┌────────
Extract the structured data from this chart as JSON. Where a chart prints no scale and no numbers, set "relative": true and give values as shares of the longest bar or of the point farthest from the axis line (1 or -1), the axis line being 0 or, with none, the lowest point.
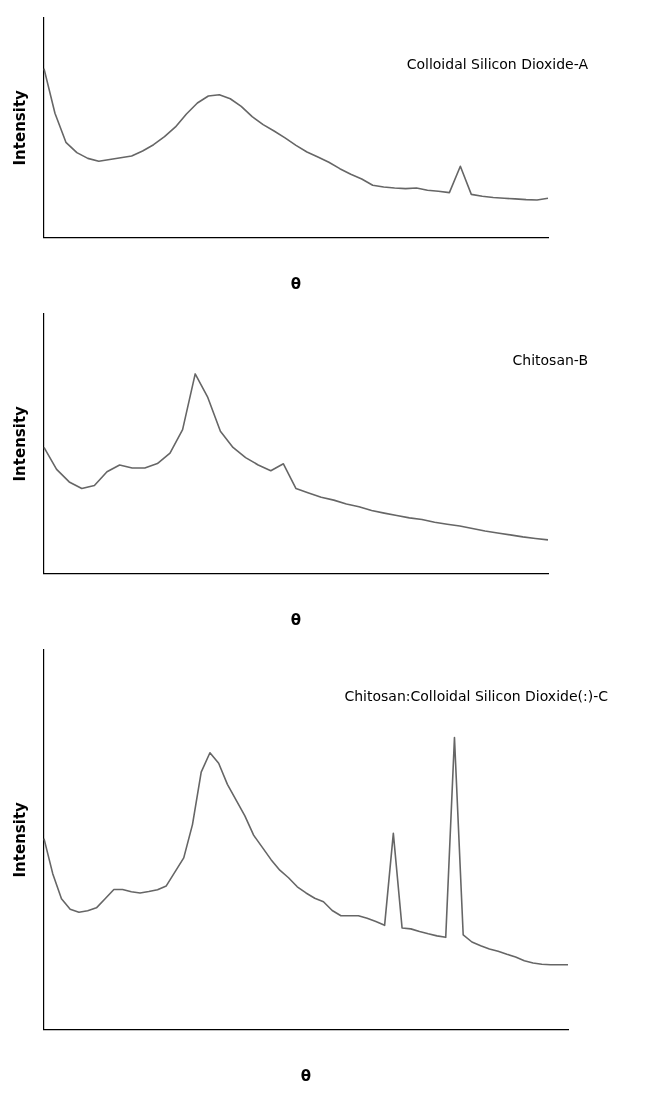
{
  "chart_data": [
    {
      "type": "line",
      "relative": true,
      "xlabel": "θ",
      "ylabel": "Intensity",
      "annotations": [
        "Colloidal Silicon Dioxide-A"
      ],
      "color": "#666666",
      "marker": "none",
      "legend": false,
      "grid": false,
      "categories": [
        null,
        null,
        null,
        null,
        null,
        null,
        null,
        null,
        null,
        null,
        null,
        null,
        null,
        null,
        null,
        null,
        null,
        null,
        null,
        null,
        null,
        null,
        null,
        null,
        null,
        null,
        null,
        null,
        null,
        null,
        null,
        null,
        null,
        null,
        null,
        null,
        null,
        null,
        null,
        null,
        null,
        null,
        null,
        null,
        null,
        null,
        null
      ],
      "values": [
        1.0,
        0.736,
        0.564,
        0.503,
        0.469,
        0.452,
        0.462,
        0.473,
        0.483,
        0.513,
        0.55,
        0.598,
        0.655,
        0.732,
        0.797,
        0.838,
        0.846,
        0.822,
        0.777,
        0.716,
        0.669,
        0.631,
        0.59,
        0.546,
        0.507,
        0.477,
        0.446,
        0.408,
        0.375,
        0.347,
        0.31,
        0.3,
        0.294,
        0.29,
        0.294,
        0.28,
        0.274,
        0.266,
        0.422,
        0.256,
        0.245,
        0.237,
        0.233,
        0.229,
        0.225,
        0.223,
        0.233
      ]
    },
    {
      "type": "line",
      "relative": true,
      "xlabel": "θ",
      "ylabel": "Intensity",
      "annotations": [
        "Chitosan-B"
      ],
      "color": "#666666",
      "marker": "none",
      "legend": false,
      "grid": false,
      "categories": [
        null,
        null,
        null,
        null,
        null,
        null,
        null,
        null,
        null,
        null,
        null,
        null,
        null,
        null,
        null,
        null,
        null,
        null,
        null,
        null,
        null,
        null,
        null,
        null,
        null,
        null,
        null,
        null,
        null,
        null,
        null,
        null,
        null,
        null,
        null,
        null,
        null,
        null,
        null,
        null,
        null
      ],
      "values": [
        0.632,
        0.522,
        0.459,
        0.426,
        0.441,
        0.51,
        0.544,
        0.529,
        0.529,
        0.551,
        0.603,
        0.721,
        1.0,
        0.882,
        0.713,
        0.632,
        0.581,
        0.544,
        0.515,
        0.55,
        0.426,
        0.404,
        0.382,
        0.368,
        0.349,
        0.335,
        0.316,
        0.303,
        0.291,
        0.279,
        0.271,
        0.257,
        0.247,
        0.238,
        0.226,
        0.213,
        0.203,
        0.194,
        0.184,
        0.176,
        0.169
      ]
    },
    {
      "type": "line",
      "relative": true,
      "xlabel": "θ",
      "ylabel": "Intensity",
      "annotations": [
        "Chitosan:Colloidal Silicon Dioxide(:)-C"
      ],
      "color": "#666666",
      "marker": "none",
      "legend": false,
      "grid": false,
      "categories": [
        null,
        null,
        null,
        null,
        null,
        null,
        null,
        null,
        null,
        null,
        null,
        null,
        null,
        null,
        null,
        null,
        null,
        null,
        null,
        null,
        null,
        null,
        null,
        null,
        null,
        null,
        null,
        null,
        null,
        null,
        null,
        null,
        null,
        null,
        null,
        null,
        null,
        null,
        null,
        null,
        null,
        null,
        null,
        null,
        null,
        null,
        null,
        null,
        null,
        null,
        null,
        null,
        null,
        null,
        null,
        null,
        null,
        null,
        null,
        null,
        null
      ],
      "values": [
        0.654,
        0.534,
        0.448,
        0.412,
        0.402,
        0.407,
        0.417,
        0.448,
        0.48,
        0.48,
        0.472,
        0.468,
        0.473,
        0.479,
        0.492,
        0.54,
        0.588,
        0.702,
        0.882,
        0.948,
        0.912,
        0.84,
        0.786,
        0.732,
        0.666,
        0.624,
        0.582,
        0.546,
        0.52,
        0.489,
        0.468,
        0.45,
        0.438,
        0.408,
        0.39,
        0.39,
        0.39,
        0.381,
        0.37,
        0.357,
        0.672,
        0.348,
        0.345,
        0.336,
        0.328,
        0.321,
        0.316,
        1.0,
        0.324,
        0.3,
        0.287,
        0.276,
        0.268,
        0.258,
        0.249,
        0.236,
        0.228,
        0.224,
        0.222,
        0.222,
        0.222
      ]
    }
  ]
}
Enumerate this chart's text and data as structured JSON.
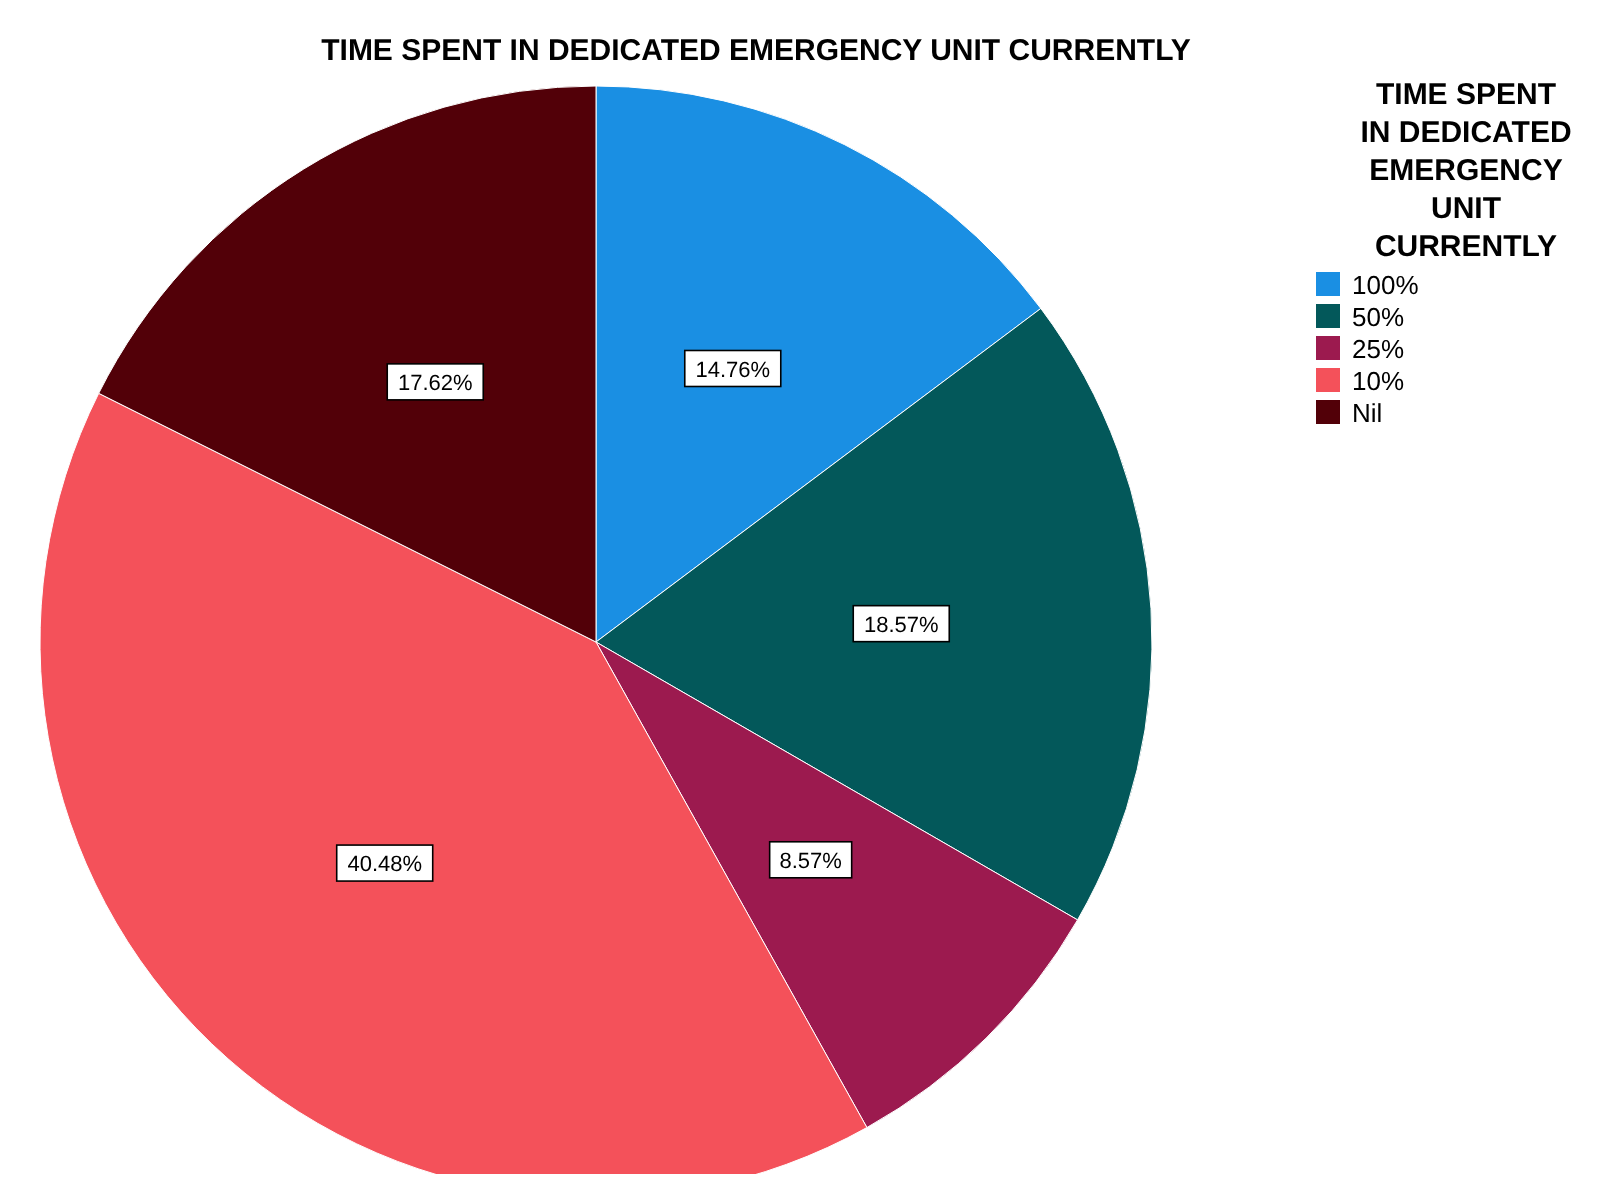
{
  "chart_data": {
    "type": "pie",
    "title": "TIME SPENT IN DEDICATED EMERGENCY UNIT CURRENTLY",
    "legend_title": "TIME SPENT IN DEDICATED EMERGENCY UNIT CURRENTLY",
    "categories": [
      "100%",
      "50%",
      "25%",
      "10%",
      "Nil"
    ],
    "values": [
      14.76,
      18.57,
      8.57,
      40.48,
      17.62
    ],
    "colors": [
      "#1a8fe3",
      "#03585a",
      "#9c1a4f",
      "#f4515a",
      "#520008"
    ],
    "value_labels": [
      "14.76%",
      "18.57%",
      "8.57%",
      "40.48%",
      "17.62%"
    ],
    "legend": "right"
  }
}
└────────
Written problem: Tally up the lines of the listing containing the word "Chitosan". Give only the total.

Reply: 2